(WHAT TO WORK ON)
Transcribe every entry word for word, but skip the images.

Records about charts and figures
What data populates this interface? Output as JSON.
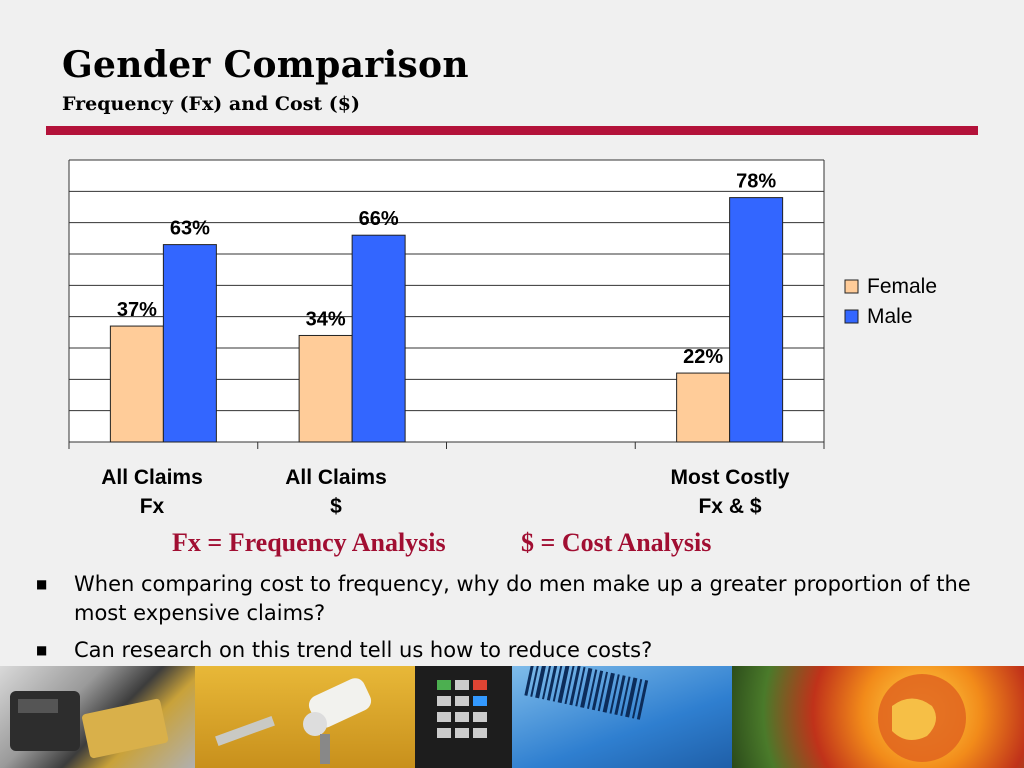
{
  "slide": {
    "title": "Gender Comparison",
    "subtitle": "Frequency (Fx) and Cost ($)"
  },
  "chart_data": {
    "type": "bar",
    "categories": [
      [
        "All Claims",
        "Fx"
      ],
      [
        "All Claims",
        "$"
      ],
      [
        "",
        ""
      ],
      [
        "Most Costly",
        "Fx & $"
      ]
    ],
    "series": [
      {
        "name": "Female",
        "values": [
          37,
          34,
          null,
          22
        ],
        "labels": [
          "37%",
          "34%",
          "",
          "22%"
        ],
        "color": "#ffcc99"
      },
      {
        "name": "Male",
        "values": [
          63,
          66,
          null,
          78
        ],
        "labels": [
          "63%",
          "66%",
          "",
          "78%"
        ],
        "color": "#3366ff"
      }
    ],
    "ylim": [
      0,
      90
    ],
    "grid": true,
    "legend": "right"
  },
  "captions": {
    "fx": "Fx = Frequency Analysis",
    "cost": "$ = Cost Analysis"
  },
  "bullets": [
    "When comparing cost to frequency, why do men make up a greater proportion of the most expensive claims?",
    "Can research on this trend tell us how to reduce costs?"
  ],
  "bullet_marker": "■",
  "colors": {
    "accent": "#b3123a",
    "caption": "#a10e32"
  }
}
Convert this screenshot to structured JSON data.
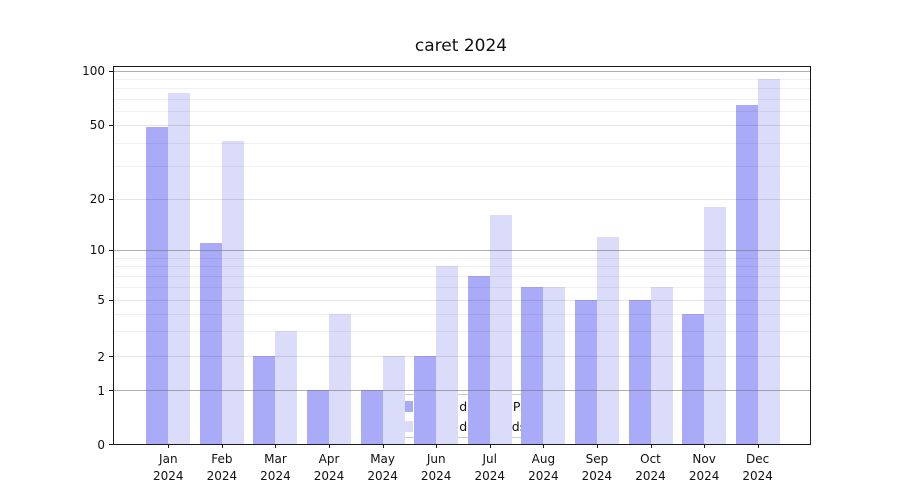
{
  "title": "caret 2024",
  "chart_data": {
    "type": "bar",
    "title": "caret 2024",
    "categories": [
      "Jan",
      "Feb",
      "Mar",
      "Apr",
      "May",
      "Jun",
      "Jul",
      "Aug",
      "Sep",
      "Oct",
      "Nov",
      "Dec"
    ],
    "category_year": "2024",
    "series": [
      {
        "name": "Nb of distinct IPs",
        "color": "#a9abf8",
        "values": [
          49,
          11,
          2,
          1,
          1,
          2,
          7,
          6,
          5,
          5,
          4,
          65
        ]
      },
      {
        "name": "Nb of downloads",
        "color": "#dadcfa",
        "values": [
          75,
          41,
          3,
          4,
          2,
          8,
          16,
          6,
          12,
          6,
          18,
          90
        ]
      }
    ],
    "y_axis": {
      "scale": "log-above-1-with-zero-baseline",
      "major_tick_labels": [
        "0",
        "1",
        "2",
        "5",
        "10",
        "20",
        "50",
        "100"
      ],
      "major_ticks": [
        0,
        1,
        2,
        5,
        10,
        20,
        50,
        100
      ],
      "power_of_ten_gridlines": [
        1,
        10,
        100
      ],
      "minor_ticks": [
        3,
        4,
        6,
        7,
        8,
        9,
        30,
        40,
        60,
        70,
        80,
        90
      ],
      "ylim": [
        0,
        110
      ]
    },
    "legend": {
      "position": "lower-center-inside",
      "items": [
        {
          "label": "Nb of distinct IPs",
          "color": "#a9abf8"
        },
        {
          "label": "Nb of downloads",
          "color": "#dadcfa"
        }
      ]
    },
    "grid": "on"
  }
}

(RIGHT ANSWER)
What data populates this interface? Output as JSON.
{
  "slide": {
    "title": "Gender Comparison",
    "subtitle": "Frequency (Fx) and Cost ($)"
  },
  "chart_data": {
    "type": "bar",
    "categories": [
      [
        "All Claims",
        "Fx"
      ],
      [
        "All Claims",
        "$"
      ],
      [
        "",
        ""
      ],
      [
        "Most Costly",
        "Fx & $"
      ]
    ],
    "series": [
      {
        "name": "Female",
        "values": [
          37,
          34,
          null,
          22
        ],
        "labels": [
          "37%",
          "34%",
          "",
          "22%"
        ],
        "color": "#ffcc99"
      },
      {
        "name": "Male",
        "values": [
          63,
          66,
          null,
          78
        ],
        "labels": [
          "63%",
          "66%",
          "",
          "78%"
        ],
        "color": "#3366ff"
      }
    ],
    "ylim": [
      0,
      90
    ],
    "grid": true,
    "legend": "right"
  },
  "captions": {
    "fx": "Fx = Frequency Analysis",
    "cost": "$ = Cost Analysis"
  },
  "bullets": [
    "When comparing cost to frequency, why do men make up a greater proportion of the most expensive claims?",
    "Can research on this trend tell us how to reduce costs?"
  ],
  "bullet_marker": "■",
  "colors": {
    "accent": "#b3123a",
    "caption": "#a10e32"
  }
}
Convert this screenshot to structured JSON data.
{
  "title": "caret 2024",
  "chart_data": {
    "type": "bar",
    "title": "caret 2024",
    "categories": [
      "Jan",
      "Feb",
      "Mar",
      "Apr",
      "May",
      "Jun",
      "Jul",
      "Aug",
      "Sep",
      "Oct",
      "Nov",
      "Dec"
    ],
    "category_year": "2024",
    "series": [
      {
        "name": "Nb of distinct IPs",
        "color": "#a9abf8",
        "values": [
          49,
          11,
          2,
          1,
          1,
          2,
          7,
          6,
          5,
          5,
          4,
          65
        ]
      },
      {
        "name": "Nb of downloads",
        "color": "#dadcfa",
        "values": [
          75,
          41,
          3,
          4,
          2,
          8,
          16,
          6,
          12,
          6,
          18,
          90
        ]
      }
    ],
    "y_axis": {
      "scale": "log-above-1-with-zero-baseline",
      "major_tick_labels": [
        "0",
        "1",
        "2",
        "5",
        "10",
        "20",
        "50",
        "100"
      ],
      "major_ticks": [
        0,
        1,
        2,
        5,
        10,
        20,
        50,
        100
      ],
      "power_of_ten_gridlines": [
        1,
        10,
        100
      ],
      "minor_ticks": [
        3,
        4,
        6,
        7,
        8,
        9,
        30,
        40,
        60,
        70,
        80,
        90
      ],
      "ylim": [
        0,
        110
      ]
    },
    "legend": {
      "position": "lower-center-inside",
      "items": [
        {
          "label": "Nb of distinct IPs",
          "color": "#a9abf8"
        },
        {
          "label": "Nb of downloads",
          "color": "#dadcfa"
        }
      ]
    },
    "grid": "on"
  }
}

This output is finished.